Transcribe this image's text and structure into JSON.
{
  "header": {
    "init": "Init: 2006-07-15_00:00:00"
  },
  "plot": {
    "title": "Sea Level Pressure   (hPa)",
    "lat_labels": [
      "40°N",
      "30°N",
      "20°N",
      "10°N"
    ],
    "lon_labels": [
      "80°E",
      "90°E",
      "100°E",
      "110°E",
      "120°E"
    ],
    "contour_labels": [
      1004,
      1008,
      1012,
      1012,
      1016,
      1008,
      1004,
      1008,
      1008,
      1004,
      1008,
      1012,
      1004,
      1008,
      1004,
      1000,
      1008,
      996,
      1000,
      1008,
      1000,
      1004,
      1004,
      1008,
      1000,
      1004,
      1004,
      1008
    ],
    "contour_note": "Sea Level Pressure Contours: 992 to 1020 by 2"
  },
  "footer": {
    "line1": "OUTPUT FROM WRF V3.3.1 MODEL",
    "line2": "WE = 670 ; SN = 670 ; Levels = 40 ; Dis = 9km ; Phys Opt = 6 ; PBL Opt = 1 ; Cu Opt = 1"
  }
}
━━━━━━━━━━━━━━━━
Exercise aim —
Copy the data above exactly. Every line must be included.

Result —
Transcribe this image's text and structure into JSON.
{
  "header": {
    "init": "Init: 2006-07-15_00:00:00"
  },
  "plot": {
    "title": "Sea Level Pressure   (hPa)",
    "lat_labels": [
      "40°N",
      "30°N",
      "20°N",
      "10°N"
    ],
    "lon_labels": [
      "80°E",
      "90°E",
      "100°E",
      "110°E",
      "120°E"
    ],
    "contour_labels": [
      1004,
      1008,
      1012,
      1012,
      1016,
      1008,
      1004,
      1008,
      1008,
      1004,
      1008,
      1012,
      1004,
      1008,
      1004,
      1000,
      1008,
      996,
      1000,
      1008,
      1000,
      1004,
      1004,
      1008,
      1000,
      1004,
      1004,
      1008
    ],
    "contour_note": "Sea Level Pressure Contours: 992 to 1020 by 2"
  },
  "footer": {
    "line1": "OUTPUT FROM WRF V3.3.1 MODEL",
    "line2": "WE = 670 ; SN = 670 ; Levels = 40 ; Dis = 9km ; Phys Opt = 6 ; PBL Opt = 1 ; Cu Opt = 1"
  }
}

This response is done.